◆ **Data extract**

▼▼▼

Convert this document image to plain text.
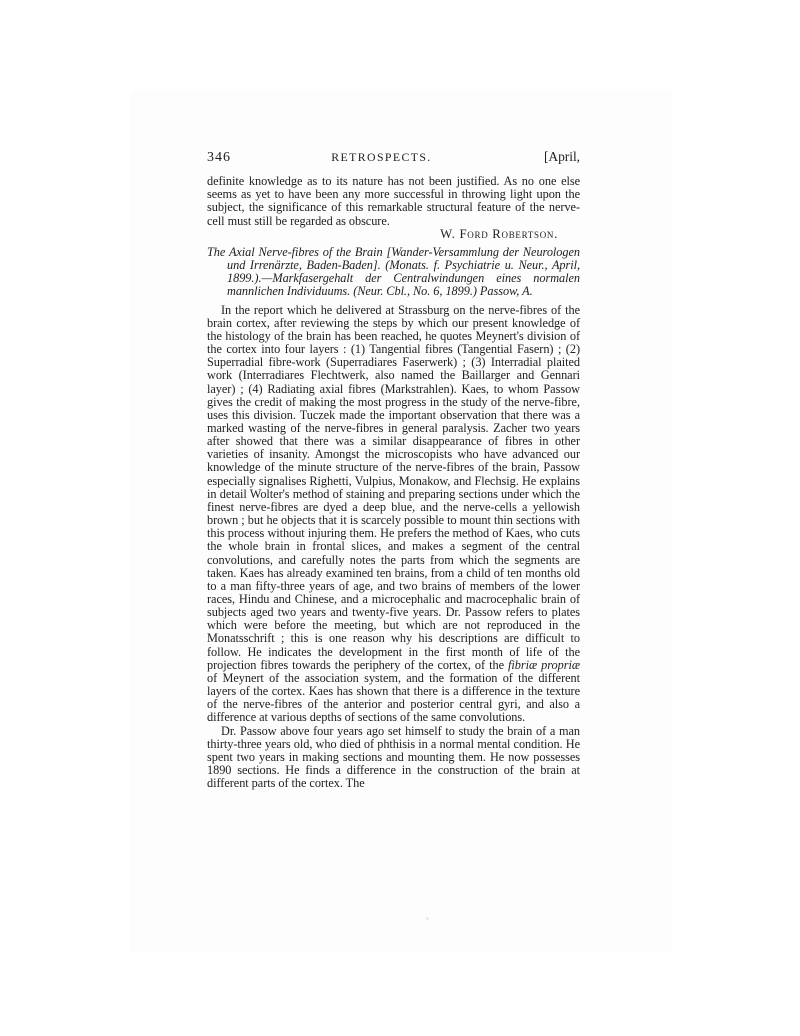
346	RETROSPECTS.	[April,

definite knowledge as to its nature has not been justified. As no one else seems as yet to have been any more successful in throwing light upon the subject, the significance of this remarkable structural feature of the nerve-cell must still be regarded as obscure.

W. Ford Robertson.

The Axial Nerve-fibres of the Brain [Wander-Versammlung der Neurologen und Irrenärzte, Baden-Baden]. (Monats. f. Psychiatrie u. Neur., April, 1899.).—Markfasergehalt der Centralwindungen eines normalen mannlichen Individuums. (Neur. Cbl., No. 6, 1899.) Passow, A.

In the report which he delivered at Strassburg on the nerve-fibres of the brain cortex, after reviewing the steps by which our present knowledge of the histology of the brain has been reached, he quotes Meynert's division of the cortex into four layers : (1) Tangential fibres (Tangential Fasern) ; (2) Superradial fibre-work (Superradiares Faserwerk) ; (3) Interradial plaited work (Interradiares Flechtwerk, also named the Baillarger and Gennari layer) ; (4) Radiating axial fibres (Markstrahlen). Kaes, to whom Passow gives the credit of making the most progress in the study of the nerve-fibre, uses this division. Tuczek made the important observation that there was a marked wasting of the nerve-fibres in general paralysis. Zacher two years after showed that there was a similar disappearance of fibres in other varieties of insanity. Amongst the microscopists who have advanced our knowledge of the minute structure of the nerve-fibres of the brain, Passow especially signalises Righetti, Vulpius, Monakow, and Flechsig. He explains in detail Wolter's method of staining and preparing sections under which the finest nerve-fibres are dyed a deep blue, and the nerve-cells a yellowish brown ; but he objects that it is scarcely possible to mount thin sections with this process without injuring them. He prefers the method of Kaes, who cuts the whole brain in frontal slices, and makes a segment of the central convolutions, and carefully notes the parts from which the segments are taken. Kaes has already examined ten brains, from a child of ten months old to a man fifty-three years of age, and two brains of members of the lower races, Hindu and Chinese, and a microcephalic and macrocephalic brain of subjects aged two years and twenty-five years. Dr. Passow refers to plates which were before the meeting, but which are not reproduced in the Monatsschrift ; this is one reason why his descriptions are difficult to follow. He indicates the development in the first month of life of the projection fibres towards the periphery of the cortex, of the fibriæ propriæ of Meynert of the association system, and the formation of the different layers of the cortex. Kaes has shown that there is a difference in the texture of the nerve-fibres of the anterior and posterior central gyri, and also a difference at various depths of sections of the same convolutions.

Dr. Passow above four years ago set himself to study the brain of a man thirty-three years old, who died of phthisis in a normal mental condition. He spent two years in making sections and mounting them. He now possesses 1890 sections. He finds a difference in the construction of the brain at different parts of the cortex. The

▲▲▲

For the data above, state how many lines contain "April"; the number is the whole answer.

◆ **Output of the task**
2